━━━━━ Task material ━━━━━
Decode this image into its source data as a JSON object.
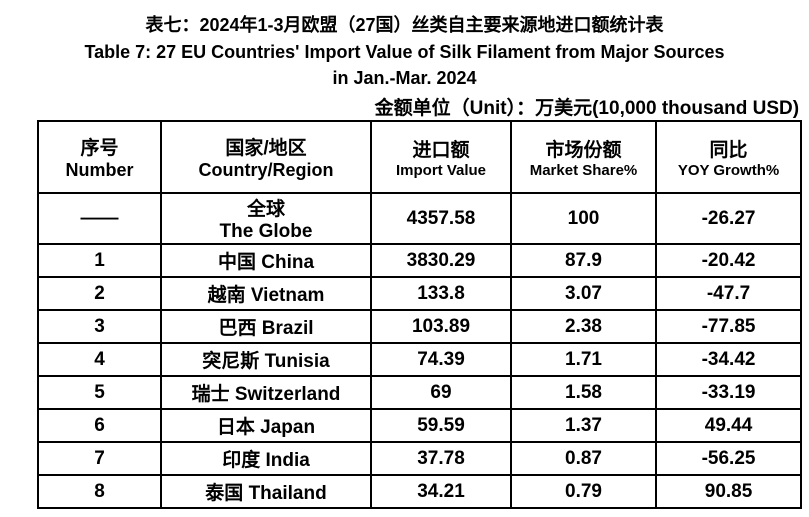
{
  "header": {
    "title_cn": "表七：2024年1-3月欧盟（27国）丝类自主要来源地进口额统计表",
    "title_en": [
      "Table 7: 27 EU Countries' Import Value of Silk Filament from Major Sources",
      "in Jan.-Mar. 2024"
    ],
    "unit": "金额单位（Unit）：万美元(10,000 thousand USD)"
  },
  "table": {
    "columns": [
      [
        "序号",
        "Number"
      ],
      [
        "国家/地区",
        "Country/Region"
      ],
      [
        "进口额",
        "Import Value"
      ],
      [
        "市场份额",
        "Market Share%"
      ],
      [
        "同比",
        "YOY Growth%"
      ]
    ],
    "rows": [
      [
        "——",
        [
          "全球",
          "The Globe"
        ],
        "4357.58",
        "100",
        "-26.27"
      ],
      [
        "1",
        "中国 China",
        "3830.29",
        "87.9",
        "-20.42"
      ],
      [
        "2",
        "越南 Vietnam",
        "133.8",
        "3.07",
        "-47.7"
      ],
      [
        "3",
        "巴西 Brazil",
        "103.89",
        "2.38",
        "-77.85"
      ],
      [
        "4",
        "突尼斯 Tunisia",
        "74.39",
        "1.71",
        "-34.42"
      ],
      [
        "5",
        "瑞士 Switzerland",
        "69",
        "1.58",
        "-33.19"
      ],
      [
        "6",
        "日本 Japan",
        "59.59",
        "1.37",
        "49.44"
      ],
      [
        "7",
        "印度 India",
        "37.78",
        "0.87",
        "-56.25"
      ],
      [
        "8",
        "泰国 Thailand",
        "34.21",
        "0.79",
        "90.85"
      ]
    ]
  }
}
━━━━━
━━━━━ Task material ━━━━━
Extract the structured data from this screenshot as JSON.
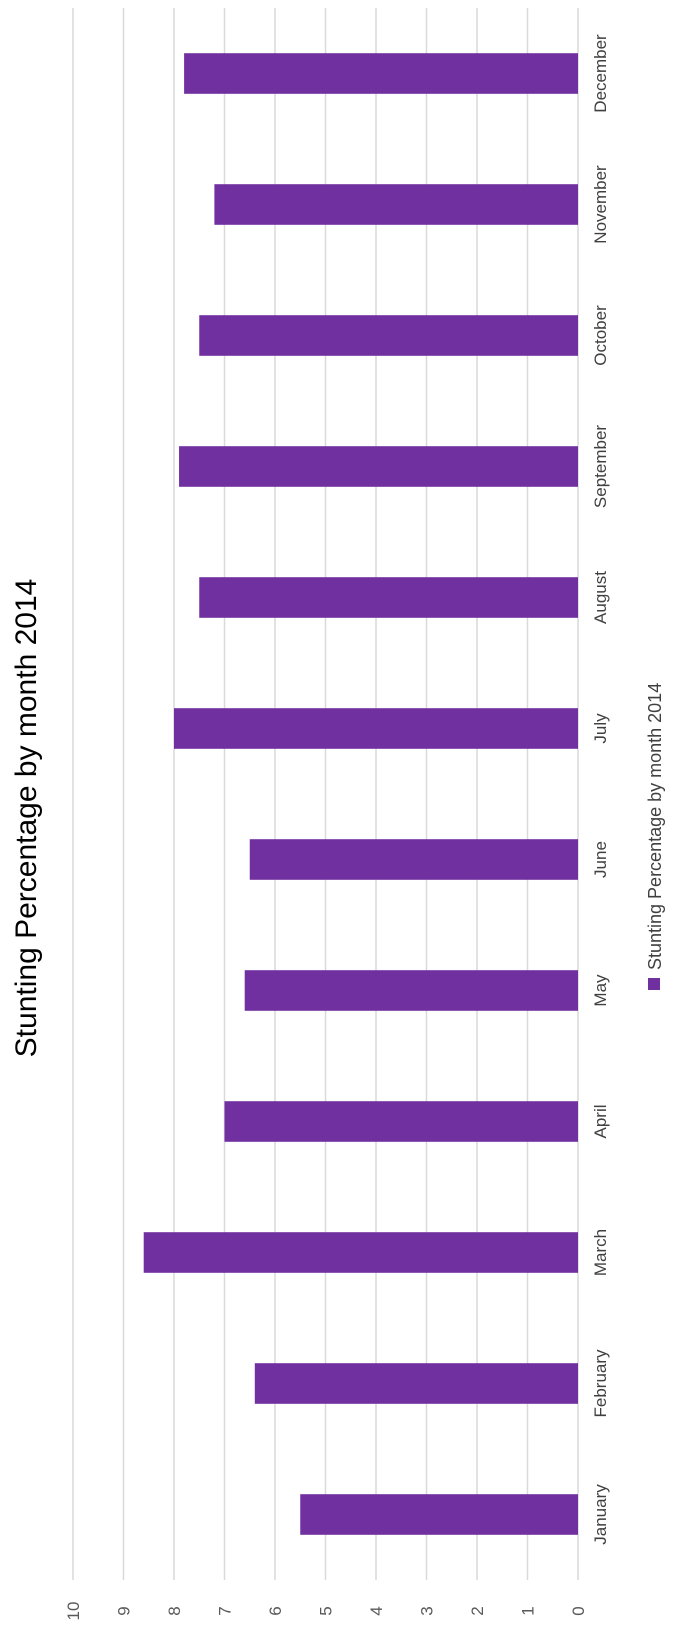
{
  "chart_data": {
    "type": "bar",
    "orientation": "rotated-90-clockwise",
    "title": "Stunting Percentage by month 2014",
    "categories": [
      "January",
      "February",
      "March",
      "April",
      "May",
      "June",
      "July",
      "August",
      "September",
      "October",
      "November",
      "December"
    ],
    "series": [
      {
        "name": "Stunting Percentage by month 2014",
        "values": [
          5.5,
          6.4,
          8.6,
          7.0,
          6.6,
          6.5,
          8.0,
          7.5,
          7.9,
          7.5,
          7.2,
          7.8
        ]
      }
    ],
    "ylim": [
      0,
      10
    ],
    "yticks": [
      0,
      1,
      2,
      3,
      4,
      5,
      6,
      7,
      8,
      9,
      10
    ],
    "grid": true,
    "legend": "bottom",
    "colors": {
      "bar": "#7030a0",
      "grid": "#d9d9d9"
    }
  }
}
━━━━━
Challenge:
Read the entries above, then pull out the lines that include "from".

Complete response:
      "Table 7: 27 EU Countries' Import Value of Silk Filament from Major Sources",
Extract the structured data from this screenshot as JSON.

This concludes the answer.